• _Recorded data_:
-- -- --
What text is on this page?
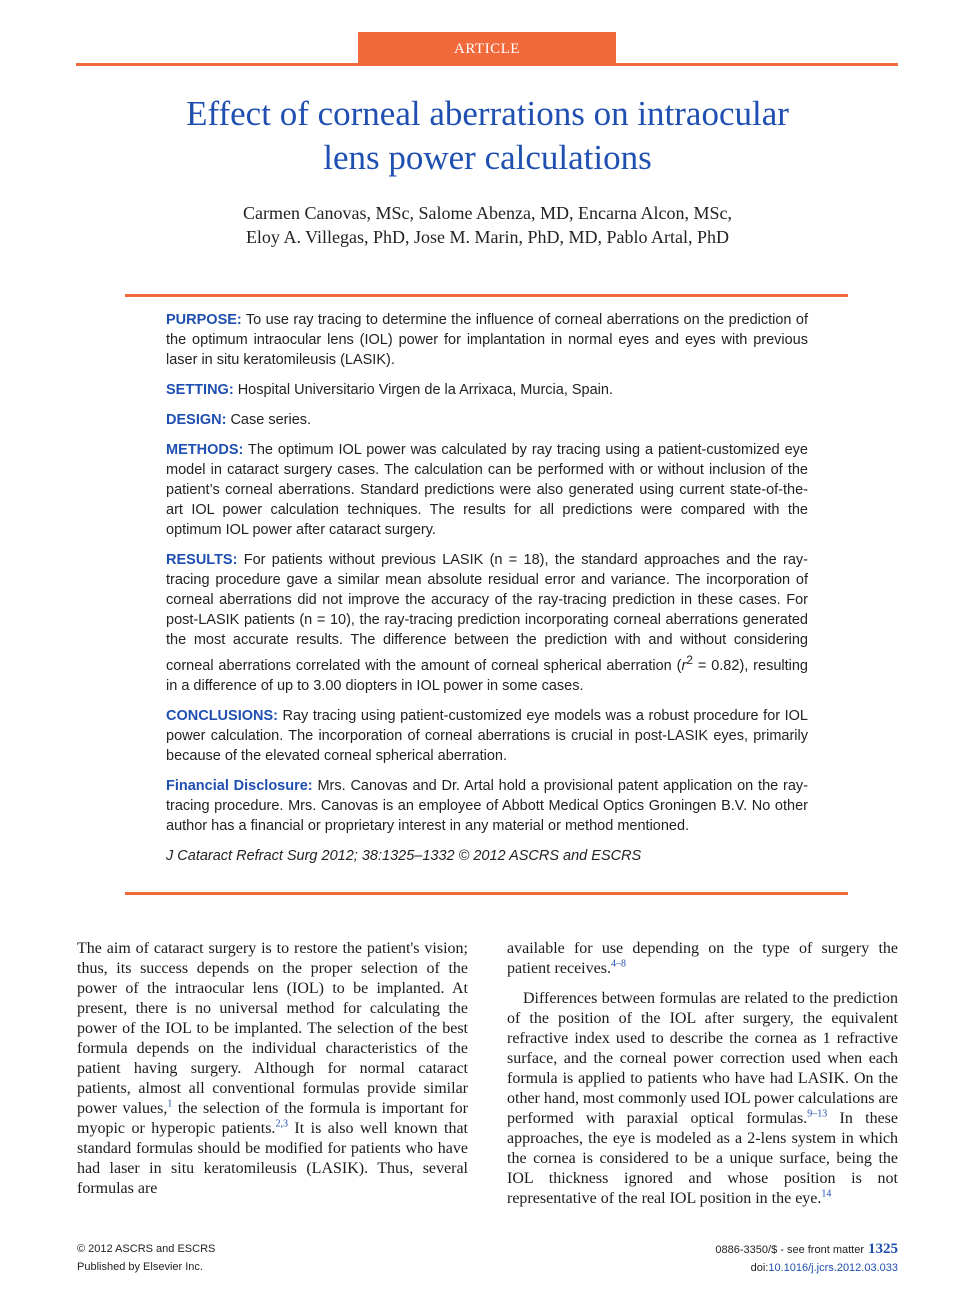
ARTICLE
Effect of corneal aberrations on intraocular
lens power calculations
Carmen Canovas, MSc, Salome Abenza, MD, Encarna Alcon, MSc,
Eloy A. Villegas, PhD, Jose M. Marin, PhD, MD, Pablo Artal, PhD

PURPOSE: To use ray tracing to determine the influence of corneal aberrations on the prediction of the optimum intraocular lens (IOL) power for implantation in normal eyes and eyes with previous laser in situ keratomileusis (LASIK).

SETTING: Hospital Universitario Virgen de la Arrixaca, Murcia, Spain.

DESIGN: Case series.

METHODS: The optimum IOL power was calculated by ray tracing using a patient-customized eye model in cataract surgery cases. The calculation can be performed with or without inclusion of the patient’s corneal aberrations. Standard predictions were also generated using current state-of-the-art IOL power calculation techniques. The results for all predictions were compared with the optimum IOL power after cataract surgery.

RESULTS: For patients without previous LASIK (n = 18), the standard approaches and the ray-tracing procedure gave a similar mean absolute residual error and variance. The incorporation of corneal aberrations did not improve the accuracy of the ray-tracing prediction in these cases. For post-LASIK patients (n = 10), the ray-tracing prediction incorporating corneal aberrations generated the most accurate results. The difference between the prediction with and without considering corneal aberrations correlated with the amount of corneal spherical aberration $(r^2 = 0.82)$, resulting in a difference of up to 3.00 diopters in IOL power in some cases.

CONCLUSIONS: Ray tracing using patient-customized eye models was a robust procedure for IOL power calculation. The incorporation of corneal aberrations is crucial in post-LASIK eyes, primarily because of the elevated corneal spherical aberration.

Financial Disclosure: Mrs. Canovas and Dr. Artal hold a provisional patent application on the ray-tracing procedure. Mrs. Canovas is an employee of Abbott Medical Optics Groningen B.V. No other author has a financial or proprietary interest in any material or method mentioned.

J Cataract Refract Surg 2012; 38:1325–1332 © 2012 ASCRS and ESCRS

The aim of cataract surgery is to restore the patient's vision; thus, its success depends on the proper selection of the power of the intraocular lens (IOL) to be implanted. At present, there is no universal method for calculating the power of the IOL to be implanted. The selection of the best formula depends on the individual characteristics of the patient having surgery. Although for normal cataract patients, almost all conventional formulas provide similar power values,$^1$ the selection of the formula is important for myopic or hyperopic patients.$^{2,3}$ It is also well known that standard formulas should be modified for patients who have had laser in situ keratomileusis (LASIK). Thus, several formulas are

available for use depending on the type of surgery the patient receives.$^{4-8}$

Differences between formulas are related to the prediction of the position of the IOL after surgery, the equivalent refractive index used to describe the cornea as 1 refractive surface, and the corneal power correction used when each formula is applied to patients who have had LASIK. On the other hand, most commonly used IOL power calculations are performed with paraxial optical formulas.$^{9-13}$ In these approaches, the eye is modeled as a 2-lens system in which the cornea is considered to be a unique surface, being the IOL thickness ignored and whose position is not representative of the real IOL position in the eye.$^{14}$

© 2012 ASCRS and ESCRS
Published by Elsevier Inc.
0886-3350/$ - see front matter 1325
doi:10.1016/j.jcrs.2012.03.033
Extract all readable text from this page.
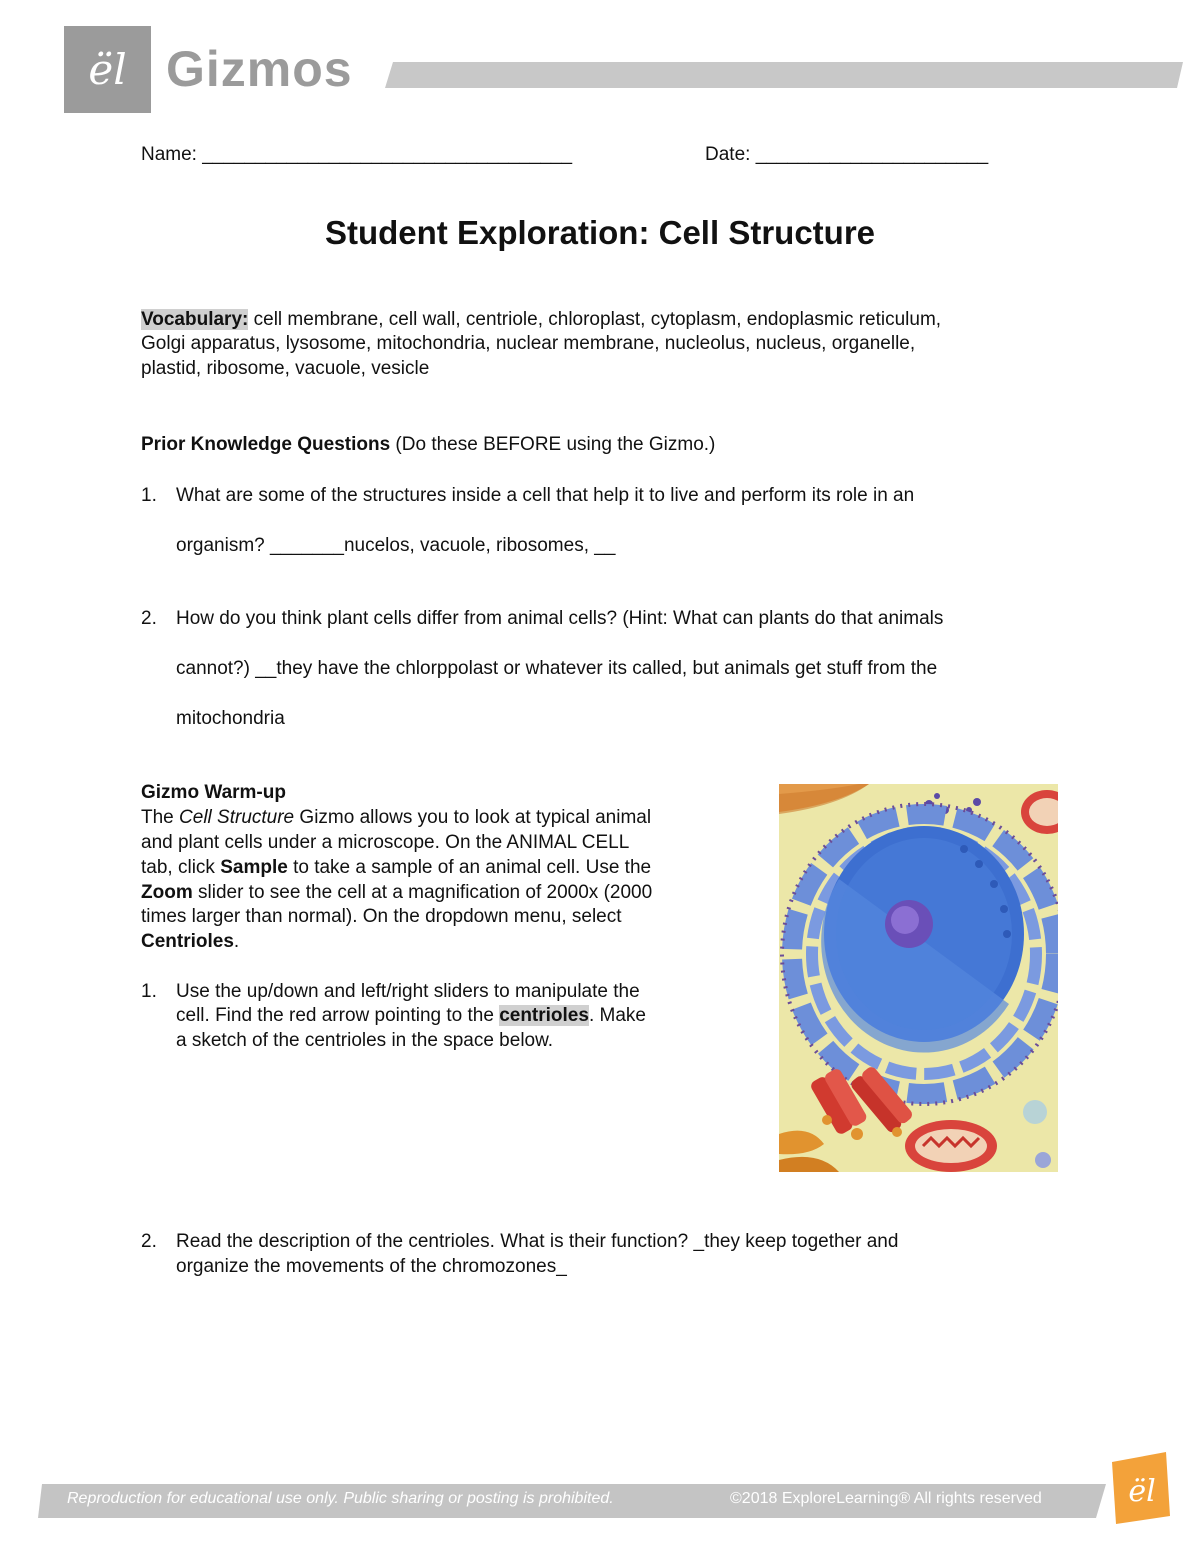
ël Gizmos
Name: ___________________________________	Date: ______________________
Student Exploration: Cell Structure
Vocabulary: cell membrane, cell wall, centriole, chloroplast, cytoplasm, endoplasmic reticulum,
Golgi apparatus, lysosome, mitochondria, nuclear membrane, nucleolus, nucleus, organelle,
plastid, ribosome, vacuole, vesicle
Prior Knowledge Questions (Do these BEFORE using the Gizmo.)
1. What are some of the structures inside a cell that help it to live and perform its role in an
organism? _______nucelos, vacuole, ribosomes, __
2. How do you think plant cells differ from animal cells? (Hint: What can plants do that animals
cannot?) __they have the chlorppolast or whatever its called, but animals get stuff from the
mitochondria
Gizmo Warm-up
The Cell Structure Gizmo allows you to look at typical animal
and plant cells under a microscope. On the ANIMAL CELL
tab, click Sample to take a sample of an animal cell. Use the
Zoom slider to see the cell at a magnification of 2000x (2000
times larger than normal). On the dropdown menu, select
Centrioles.
1. Use the up/down and left/right sliders to manipulate the
cell. Find the red arrow pointing to the centrioles. Make
a sketch of the centrioles in the space below.
2. Read the description of the centrioles. What is their function? _they keep together and
organize the movements of the chromozones_
Reproduction for educational use only. Public sharing or posting is prohibited.	©2018 ExploreLearning® All rights reserved	ël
-- -- --
All of the entries above should be retyped exactly, with the pictures left out.

• _Answer space_:
What text is on this page?
ARTICLE
Effect of corneal aberrations on intraocular
lens power calculations
Carmen Canovas, MSc, Salome Abenza, MD, Encarna Alcon, MSc,
Eloy A. Villegas, PhD, Jose M. Marin, PhD, MD, Pablo Artal, PhD

PURPOSE: To use ray tracing to determine the influence of corneal aberrations on the prediction of the optimum intraocular lens (IOL) power for implantation in normal eyes and eyes with previous laser in situ keratomileusis (LASIK).

SETTING: Hospital Universitario Virgen de la Arrixaca, Murcia, Spain.

DESIGN: Case series.

METHODS: The optimum IOL power was calculated by ray tracing using a patient-customized eye model in cataract surgery cases. The calculation can be performed with or without inclusion of the patient’s corneal aberrations. Standard predictions were also generated using current state-of-the-art IOL power calculation techniques. The results for all predictions were compared with the optimum IOL power after cataract surgery.

RESULTS: For patients without previous LASIK (n = 18), the standard approaches and the ray-tracing procedure gave a similar mean absolute residual error and variance. The incorporation of corneal aberrations did not improve the accuracy of the ray-tracing prediction in these cases. For post-LASIK patients (n = 10), the ray-tracing prediction incorporating corneal aberrations generated the most accurate results. The difference between the prediction with and without considering corneal aberrations correlated with the amount of corneal spherical aberration $(r^2 = 0.82)$, resulting in a difference of up to 3.00 diopters in IOL power in some cases.

CONCLUSIONS: Ray tracing using patient-customized eye models was a robust procedure for IOL power calculation. The incorporation of corneal aberrations is crucial in post-LASIK eyes, primarily because of the elevated corneal spherical aberration.

Financial Disclosure: Mrs. Canovas and Dr. Artal hold a provisional patent application on the ray-tracing procedure. Mrs. Canovas is an employee of Abbott Medical Optics Groningen B.V. No other author has a financial or proprietary interest in any material or method mentioned.

J Cataract Refract Surg 2012; 38:1325–1332 © 2012 ASCRS and ESCRS

The aim of cataract surgery is to restore the patient's vision; thus, its success depends on the proper selection of the power of the intraocular lens (IOL) to be implanted. At present, there is no universal method for calculating the power of the IOL to be implanted. The selection of the best formula depends on the individual characteristics of the patient having surgery. Although for normal cataract patients, almost all conventional formulas provide similar power values,$^1$ the selection of the formula is important for myopic or hyperopic patients.$^{2,3}$ It is also well known that standard formulas should be modified for patients who have had laser in situ keratomileusis (LASIK). Thus, several formulas are

available for use depending on the type of surgery the patient receives.$^{4-8}$

Differences between formulas are related to the prediction of the position of the IOL after surgery, the equivalent refractive index used to describe the cornea as 1 refractive surface, and the corneal power correction used when each formula is applied to patients who have had LASIK. On the other hand, most commonly used IOL power calculations are performed with paraxial optical formulas.$^{9-13}$ In these approaches, the eye is modeled as a 2-lens system in which the cornea is considered to be a unique surface, being the IOL thickness ignored and whose position is not representative of the real IOL position in the eye.$^{14}$

© 2012 ASCRS and ESCRS
Published by Elsevier Inc.
0886-3350/$ - see front matter 1325
doi:10.1016/j.jcrs.2012.03.033
Extract all readable text from this page.
ël Gizmos
Name: ___________________________________	Date: ______________________
Student Exploration: Cell Structure
Vocabulary: cell membrane, cell wall, centriole, chloroplast, cytoplasm, endoplasmic reticulum,
Golgi apparatus, lysosome, mitochondria, nuclear membrane, nucleolus, nucleus, organelle,
plastid, ribosome, vacuole, vesicle
Prior Knowledge Questions (Do these BEFORE using the Gizmo.)
1. What are some of the structures inside a cell that help it to live and perform its role in an
organism? _______nucelos, vacuole, ribosomes, __
2. How do you think plant cells differ from animal cells? (Hint: What can plants do that animals
cannot?) __they have the chlorppolast or whatever its called, but animals get stuff from the
mitochondria
Gizmo Warm-up
The Cell Structure Gizmo allows you to look at typical animal
and plant cells under a microscope. On the ANIMAL CELL
tab, click Sample to take a sample of an animal cell. Use the
Zoom slider to see the cell at a magnification of 2000x (2000
times larger than normal). On the dropdown menu, select
Centrioles.
1. Use the up/down and left/right sliders to manipulate the
cell. Find the red arrow pointing to the centrioles. Make
a sketch of the centrioles in the space below.
2. Read the description of the centrioles. What is their function? _they keep together and
organize the movements of the chromozones_
Reproduction for educational use only. Public sharing or posting is prohibited.	©2018 ExploreLearning® All rights reserved	ël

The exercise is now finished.